- **Request**
Word for word, repeat the entries, minus the pictures.

## START

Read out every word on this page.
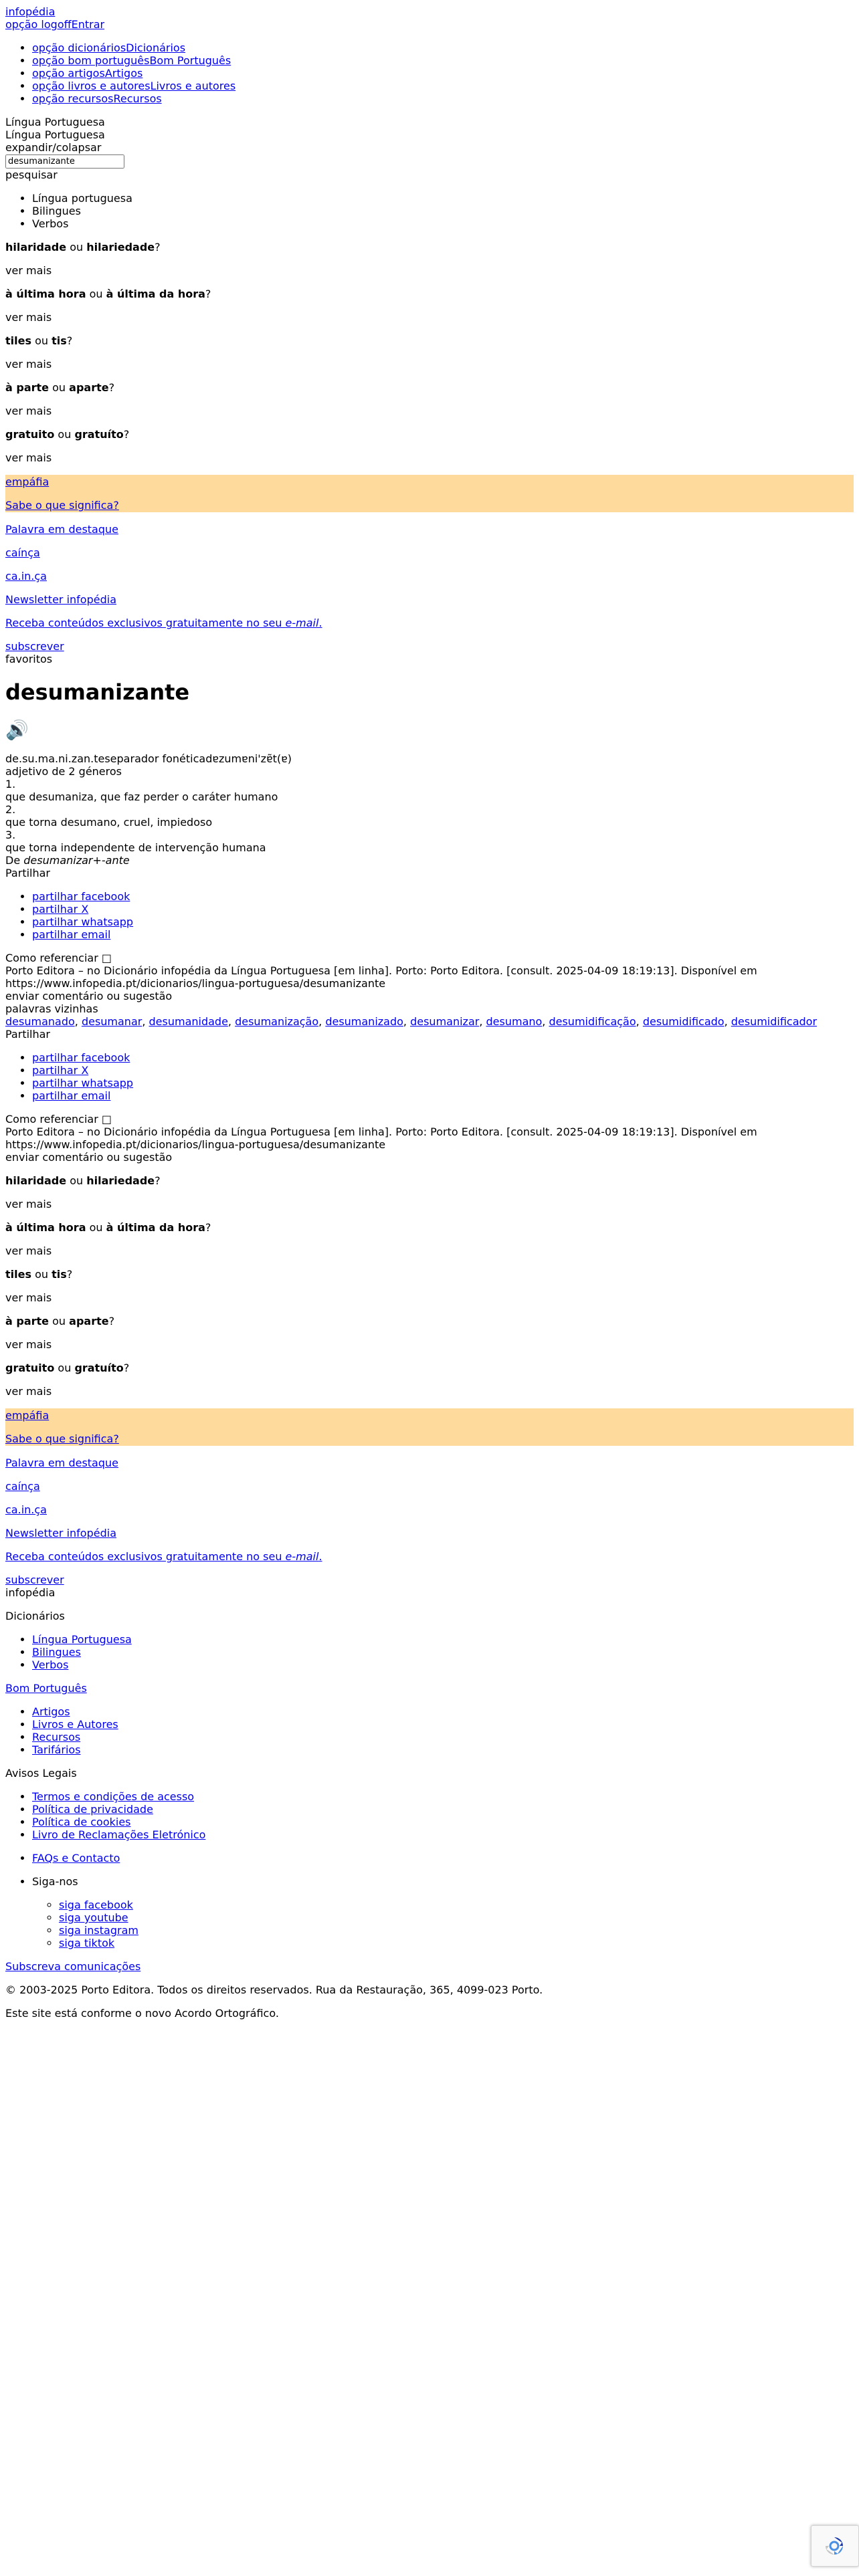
infopédia
opção logoffEntrar
• opção dicionáriosDicionários
• opção bom portuguêsBom Português
• opção artigosArtigos
• opção livros e autoresLivros e autores
• opção recursosRecursos
Língua Portuguesa
Língua Portuguesa
expandir/colapsar
desumanizante
pesquisar
• Língua portuguesa
• Bilingues
• Verbos

hilaridade ou hilariedade?

ver mais

à última hora ou à última da hora?

ver mais

tiles ou tis?

ver mais

à parte ou aparte?

ver mais

gratuito ou gratuíto?

ver mais

empáfia

Sabe o que significa?

Palavra em destaque

caínça

ca.in.ça

Newsletter infopédia

Receba conteúdos exclusivos gratuitamente no seu e-mail.

subscrever

favoritos
desumanizante
🔊
de.su.ma.ni.zan.teseparador fonéticadɐzumɐni'zɐ̃t(ɐ)
adjetivo de 2 géneros
1.
que desumaniza, que faz perder o caráter humano
2.
que torna desumano, cruel, impiedoso
3.
que torna independente de intervenção humana
De desumanizar+-ante
Partilhar
• partilhar facebook
• partilhar X
• partilhar whatsapp
• partilhar email
Como referenciar □
Porto Editora – no Dicionário infopédia da Língua Portuguesa [em linha]. Porto: Porto Editora. [consult. 2025-04-09 18:19:13]. Disponível em https://www.infopedia.pt/dicionarios/lingua-portuguesa/desumanizante
enviar comentário ou sugestão
palavras vizinhas
desumanado, desumanar, desumanidade, desumanização, desumanizado, desumanizar, desumano, desumidificação, desumidificado, desumidificador
Partilhar
• partilhar facebook
• partilhar X
• partilhar whatsapp
• partilhar email
Como referenciar □
Porto Editora – no Dicionário infopédia da Língua Portuguesa [em linha]. Porto: Porto Editora. [consult. 2025-04-09 18:19:13]. Disponível em https://www.infopedia.pt/dicionarios/lingua-portuguesa/desumanizante
enviar comentário ou sugestão

hilaridade ou hilariedade?

ver mais

à última hora ou à última da hora?

ver mais

tiles ou tis?

ver mais

à parte ou aparte?

ver mais

gratuito ou gratuíto?

ver mais

empáfia

Sabe o que significa?

Palavra em destaque

caínça

ca.in.ça

Newsletter infopédia

Receba conteúdos exclusivos gratuitamente no seu e-mail.

subscrever

infopédia

Dicionários

• Língua Portuguesa
• Bilingues
• Verbos

Bom Português

• Artigos
• Livros e Autores
• Recursos
• Tarifários

Avisos Legais

• Termos e condições de acesso
• Política de privacidade
• Política de cookies
• Livro de Reclamações Eletrónico
• FAQs e Contacto
• Siga-nos
◦ siga facebook
◦ siga youtube
◦ siga instagram
◦ siga tiktok

Subscreva comunicações

© 2003-2025 Porto Editora. Todos os direitos reservados. Rua da Restauração, 365, 4099-023 Porto.

Este site está conforme o novo Acordo Ortográfico.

## END

- **Solution**
Read out every word on this page.
infopédia
opção logoffEntrar
• opção dicionáriosDicionários
• opção bom portuguêsBom Português
• opção artigosArtigos
• opção livros e autoresLivros e autores
• opção recursosRecursos
Língua Portuguesa
Língua Portuguesa
expandir/colapsar
desumanizante
pesquisar
• Língua portuguesa
• Bilingues
• Verbos

hilaridade ou hilariedade?

ver mais

à última hora ou à última da hora?

ver mais

tiles ou tis?

ver mais

à parte ou aparte?

ver mais

gratuito ou gratuíto?

ver mais

empáfia

Sabe o que significa?

Palavra em destaque

caínça

ca.in.ça

Newsletter infopédia

Receba conteúdos exclusivos gratuitamente no seu e-mail.

subscrever

favoritos
desumanizante
🔊
de.su.ma.ni.zan.teseparador fonéticadɐzumɐni'zɐ̃t(ɐ)
adjetivo de 2 géneros
1.
que desumaniza, que faz perder o caráter humano
2.
que torna desumano, cruel, impiedoso
3.
que torna independente de intervenção humana
De desumanizar+-ante
Partilhar
• partilhar facebook
• partilhar X
• partilhar whatsapp
• partilhar email
Como referenciar □
Porto Editora – no Dicionário infopédia da Língua Portuguesa [em linha]. Porto: Porto Editora. [consult. 2025-04-09 18:19:13]. Disponível em https://www.infopedia.pt/dicionarios/lingua-portuguesa/desumanizante
enviar comentário ou sugestão
palavras vizinhas
desumanado, desumanar, desumanidade, desumanização, desumanizado, desumanizar, desumano, desumidificação, desumidificado, desumidificador
Partilhar
• partilhar facebook
• partilhar X
• partilhar whatsapp
• partilhar email
Como referenciar □
Porto Editora – no Dicionário infopédia da Língua Portuguesa [em linha]. Porto: Porto Editora. [consult. 2025-04-09 18:19:13]. Disponível em https://www.infopedia.pt/dicionarios/lingua-portuguesa/desumanizante
enviar comentário ou sugestão

hilaridade ou hilariedade?

ver mais

à última hora ou à última da hora?

ver mais

tiles ou tis?

ver mais

à parte ou aparte?

ver mais

gratuito ou gratuíto?

ver mais

empáfia

Sabe o que significa?

Palavra em destaque

caínça

ca.in.ça

Newsletter infopédia

Receba conteúdos exclusivos gratuitamente no seu e-mail.

subscrever

infopédia

Dicionários

• Língua Portuguesa
• Bilingues
• Verbos

Bom Português

• Artigos
• Livros e Autores
• Recursos
• Tarifários

Avisos Legais

• Termos e condições de acesso
• Política de privacidade
• Política de cookies
• Livro de Reclamações Eletrónico
• FAQs e Contacto
• Siga-nos
◦ siga facebook
◦ siga youtube
◦ siga instagram
◦ siga tiktok

Subscreva comunicações

© 2003-2025 Porto Editora. Todos os direitos reservados. Rua da Restauração, 365, 4099-023 Porto.

Este site está conforme o novo Acordo Ortográfico.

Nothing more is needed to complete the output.